» Task statement: Leave out the pictures and return every entry exactly as it appears.

(Figure data in JSON)
####################

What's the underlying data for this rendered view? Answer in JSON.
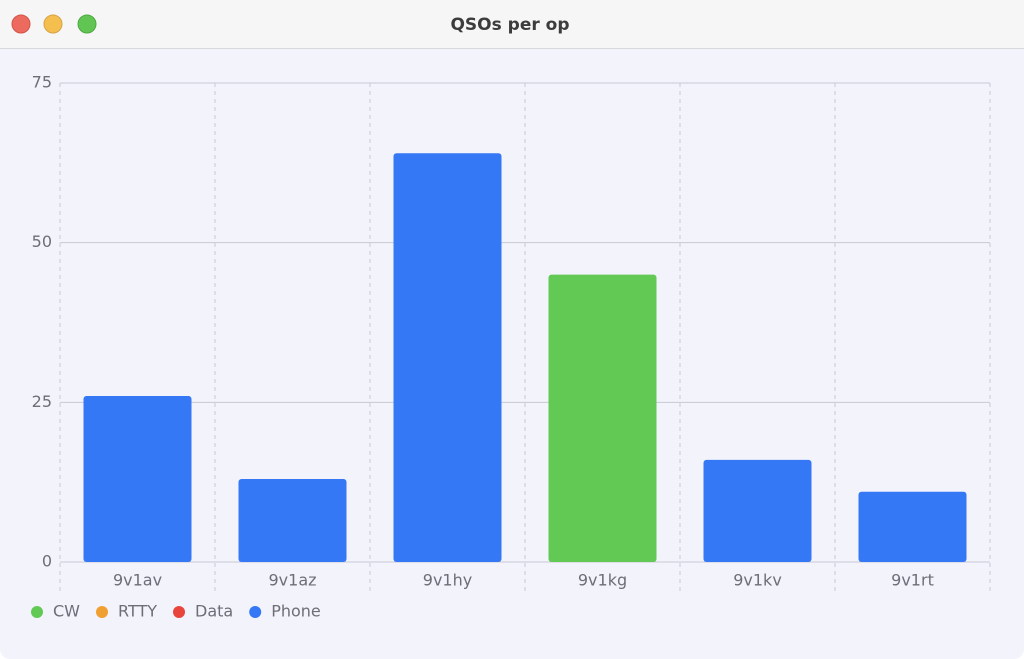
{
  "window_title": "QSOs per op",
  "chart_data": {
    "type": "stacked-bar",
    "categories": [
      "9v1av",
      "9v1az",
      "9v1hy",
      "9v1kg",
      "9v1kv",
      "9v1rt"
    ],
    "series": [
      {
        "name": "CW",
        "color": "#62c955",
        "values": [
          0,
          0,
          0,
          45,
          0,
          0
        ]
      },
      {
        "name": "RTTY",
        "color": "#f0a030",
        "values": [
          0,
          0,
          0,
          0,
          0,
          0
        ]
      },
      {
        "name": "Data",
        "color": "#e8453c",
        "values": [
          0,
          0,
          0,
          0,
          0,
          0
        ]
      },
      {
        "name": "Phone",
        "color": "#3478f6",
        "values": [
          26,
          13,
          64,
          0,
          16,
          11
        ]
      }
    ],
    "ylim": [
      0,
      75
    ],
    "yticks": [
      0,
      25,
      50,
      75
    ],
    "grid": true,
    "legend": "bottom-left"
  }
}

####################

» The completed task:
What's the underlying data for this rendered view? Answer in JSON.
{
  "window_title": "QSOs per op",
  "chart_data": {
    "type": "stacked-bar",
    "categories": [
      "9v1av",
      "9v1az",
      "9v1hy",
      "9v1kg",
      "9v1kv",
      "9v1rt"
    ],
    "series": [
      {
        "name": "CW",
        "color": "#62c955",
        "values": [
          0,
          0,
          0,
          45,
          0,
          0
        ]
      },
      {
        "name": "RTTY",
        "color": "#f0a030",
        "values": [
          0,
          0,
          0,
          0,
          0,
          0
        ]
      },
      {
        "name": "Data",
        "color": "#e8453c",
        "values": [
          0,
          0,
          0,
          0,
          0,
          0
        ]
      },
      {
        "name": "Phone",
        "color": "#3478f6",
        "values": [
          26,
          13,
          64,
          0,
          16,
          11
        ]
      }
    ],
    "ylim": [
      0,
      75
    ],
    "yticks": [
      0,
      25,
      50,
      75
    ],
    "grid": true,
    "legend": "bottom-left"
  }
}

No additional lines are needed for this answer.